** START Data for this exercise **

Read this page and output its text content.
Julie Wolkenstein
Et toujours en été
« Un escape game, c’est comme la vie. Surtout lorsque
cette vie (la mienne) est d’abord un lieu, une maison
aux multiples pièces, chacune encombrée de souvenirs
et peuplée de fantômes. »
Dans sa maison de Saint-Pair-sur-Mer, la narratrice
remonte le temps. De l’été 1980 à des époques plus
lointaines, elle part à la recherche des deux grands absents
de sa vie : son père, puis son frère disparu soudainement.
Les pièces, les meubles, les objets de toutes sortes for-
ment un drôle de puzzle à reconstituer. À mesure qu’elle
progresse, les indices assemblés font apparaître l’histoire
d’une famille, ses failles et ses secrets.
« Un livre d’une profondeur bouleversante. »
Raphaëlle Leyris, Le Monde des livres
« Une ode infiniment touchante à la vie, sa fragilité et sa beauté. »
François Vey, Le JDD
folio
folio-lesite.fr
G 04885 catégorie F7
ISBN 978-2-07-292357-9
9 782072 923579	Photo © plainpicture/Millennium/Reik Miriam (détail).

** END Data for this exercise **
** START Data for this exercise **

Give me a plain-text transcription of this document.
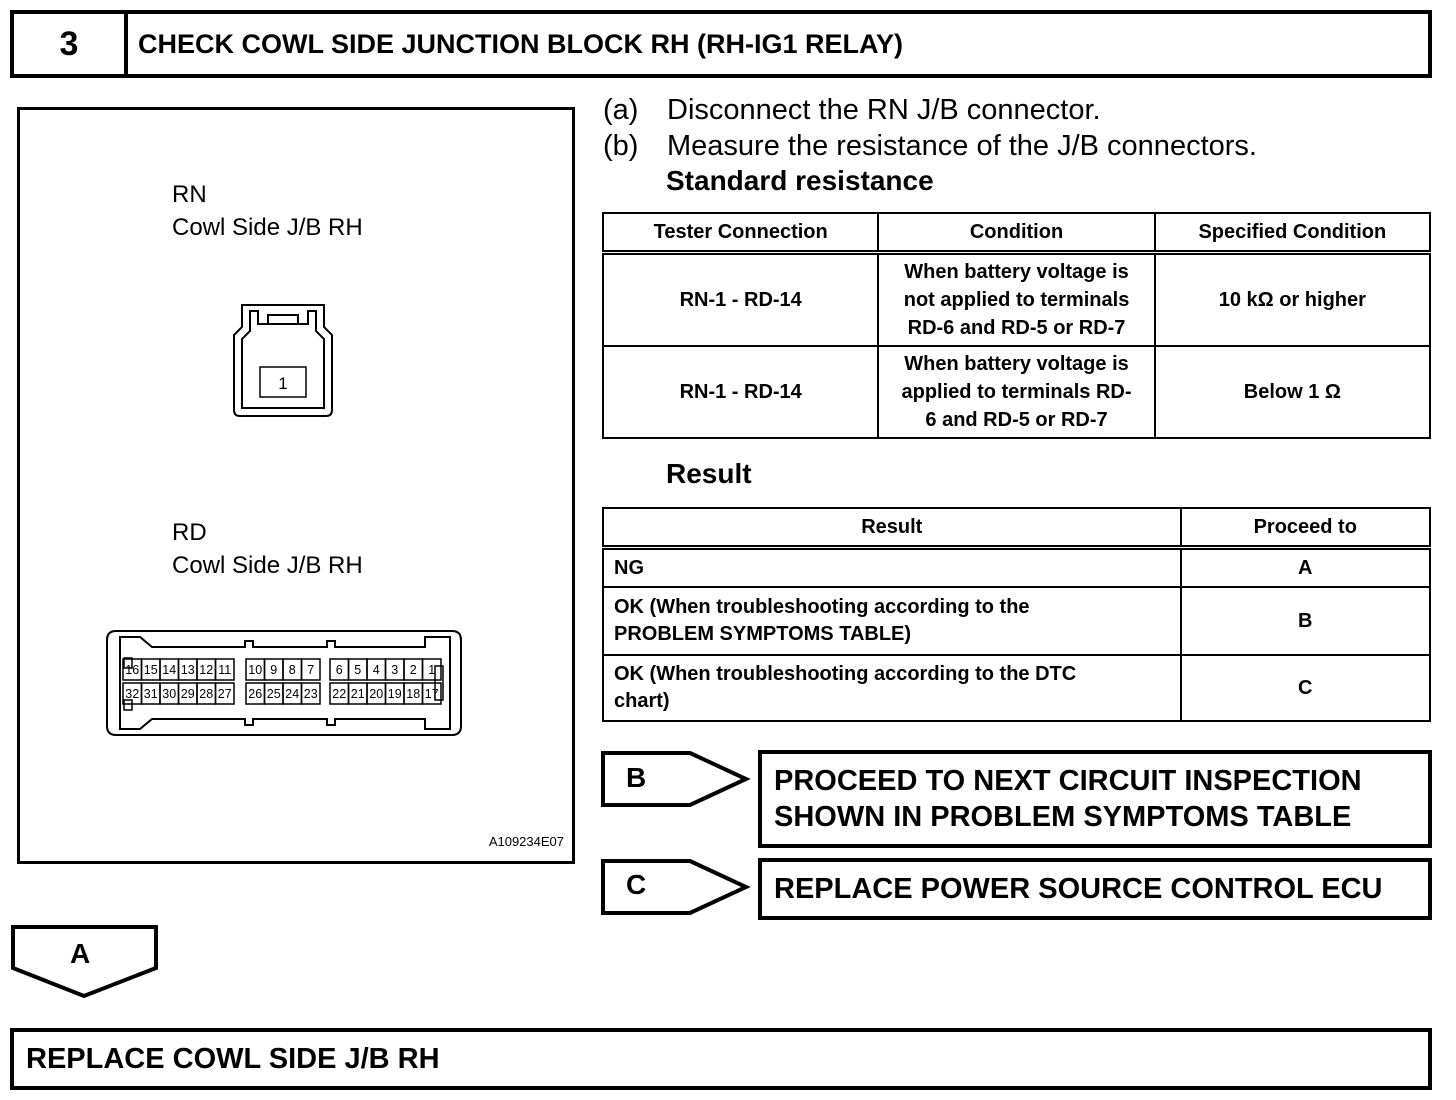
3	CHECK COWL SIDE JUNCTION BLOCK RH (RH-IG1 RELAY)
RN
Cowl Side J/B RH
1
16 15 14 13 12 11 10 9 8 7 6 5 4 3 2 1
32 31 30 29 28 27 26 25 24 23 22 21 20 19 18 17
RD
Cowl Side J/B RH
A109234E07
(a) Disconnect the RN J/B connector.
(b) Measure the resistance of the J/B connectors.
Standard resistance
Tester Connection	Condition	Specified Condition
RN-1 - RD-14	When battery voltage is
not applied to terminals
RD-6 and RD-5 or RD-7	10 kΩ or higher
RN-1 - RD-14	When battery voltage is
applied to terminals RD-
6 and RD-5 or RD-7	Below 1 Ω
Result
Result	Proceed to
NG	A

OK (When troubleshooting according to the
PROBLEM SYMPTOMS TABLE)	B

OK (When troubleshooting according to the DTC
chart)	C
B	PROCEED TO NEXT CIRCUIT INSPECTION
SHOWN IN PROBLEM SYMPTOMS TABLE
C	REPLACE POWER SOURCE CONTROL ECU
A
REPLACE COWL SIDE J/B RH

** END Data for this exercise **
** START Data for this exercise **

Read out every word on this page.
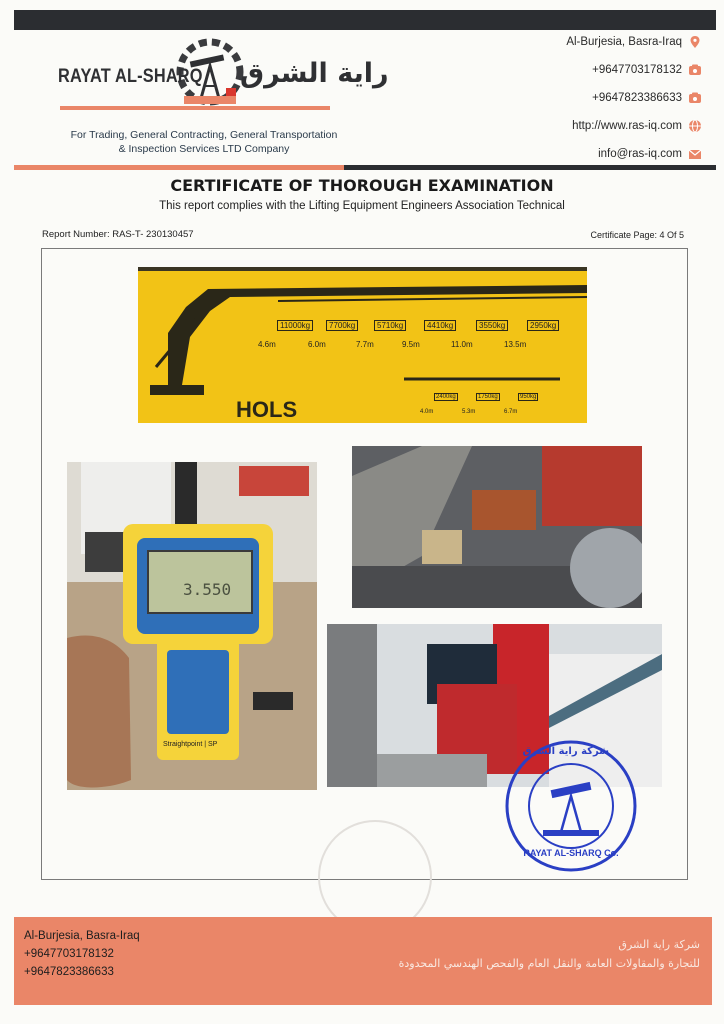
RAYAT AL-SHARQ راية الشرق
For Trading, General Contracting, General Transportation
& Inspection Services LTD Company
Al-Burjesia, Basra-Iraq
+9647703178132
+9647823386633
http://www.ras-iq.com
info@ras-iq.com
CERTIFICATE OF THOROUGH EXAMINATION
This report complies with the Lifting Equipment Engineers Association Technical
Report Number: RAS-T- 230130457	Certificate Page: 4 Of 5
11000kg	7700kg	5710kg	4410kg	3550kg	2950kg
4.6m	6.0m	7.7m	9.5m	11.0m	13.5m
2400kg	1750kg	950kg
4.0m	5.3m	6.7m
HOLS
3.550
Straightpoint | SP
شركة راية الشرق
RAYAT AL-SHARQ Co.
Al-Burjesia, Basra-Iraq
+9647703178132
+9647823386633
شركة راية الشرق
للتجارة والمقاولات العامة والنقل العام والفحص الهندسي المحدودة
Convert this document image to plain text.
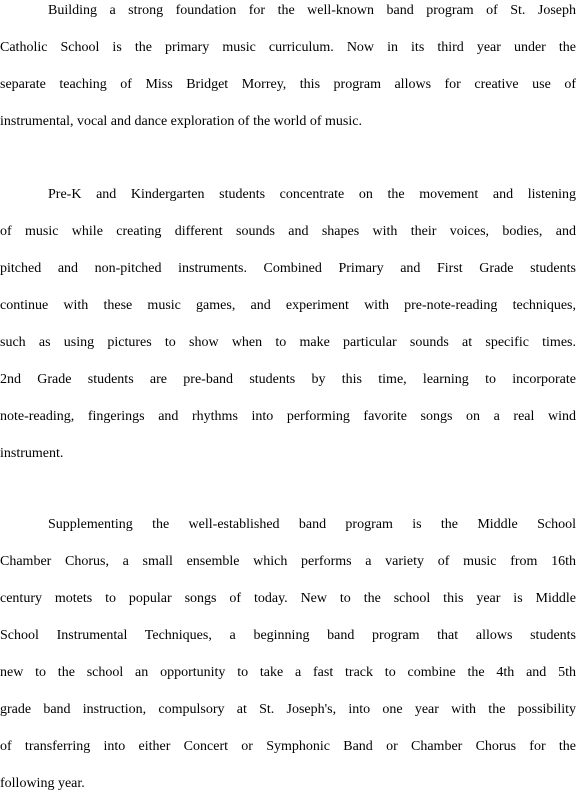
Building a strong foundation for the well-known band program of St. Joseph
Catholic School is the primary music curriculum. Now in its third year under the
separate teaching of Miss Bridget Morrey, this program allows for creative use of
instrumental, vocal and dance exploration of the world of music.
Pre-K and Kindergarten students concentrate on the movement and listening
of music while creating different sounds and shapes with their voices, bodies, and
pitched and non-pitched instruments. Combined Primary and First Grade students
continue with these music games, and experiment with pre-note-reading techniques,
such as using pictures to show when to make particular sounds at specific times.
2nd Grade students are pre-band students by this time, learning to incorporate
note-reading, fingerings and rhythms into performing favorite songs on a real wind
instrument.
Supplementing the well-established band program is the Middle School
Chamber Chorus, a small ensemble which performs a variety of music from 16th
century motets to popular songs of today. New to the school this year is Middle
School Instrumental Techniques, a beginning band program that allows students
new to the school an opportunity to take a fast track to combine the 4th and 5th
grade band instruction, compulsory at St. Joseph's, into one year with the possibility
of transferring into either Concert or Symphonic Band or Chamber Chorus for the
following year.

** END Data for this exercise **

* Given exercise
Go through the entries above and copy every line containing "maison".

* Written response
cette vie (la mienne) est d’abord un lieu, une maison
Dans sa maison de Saint-Pair-sur-Mer, la narratrice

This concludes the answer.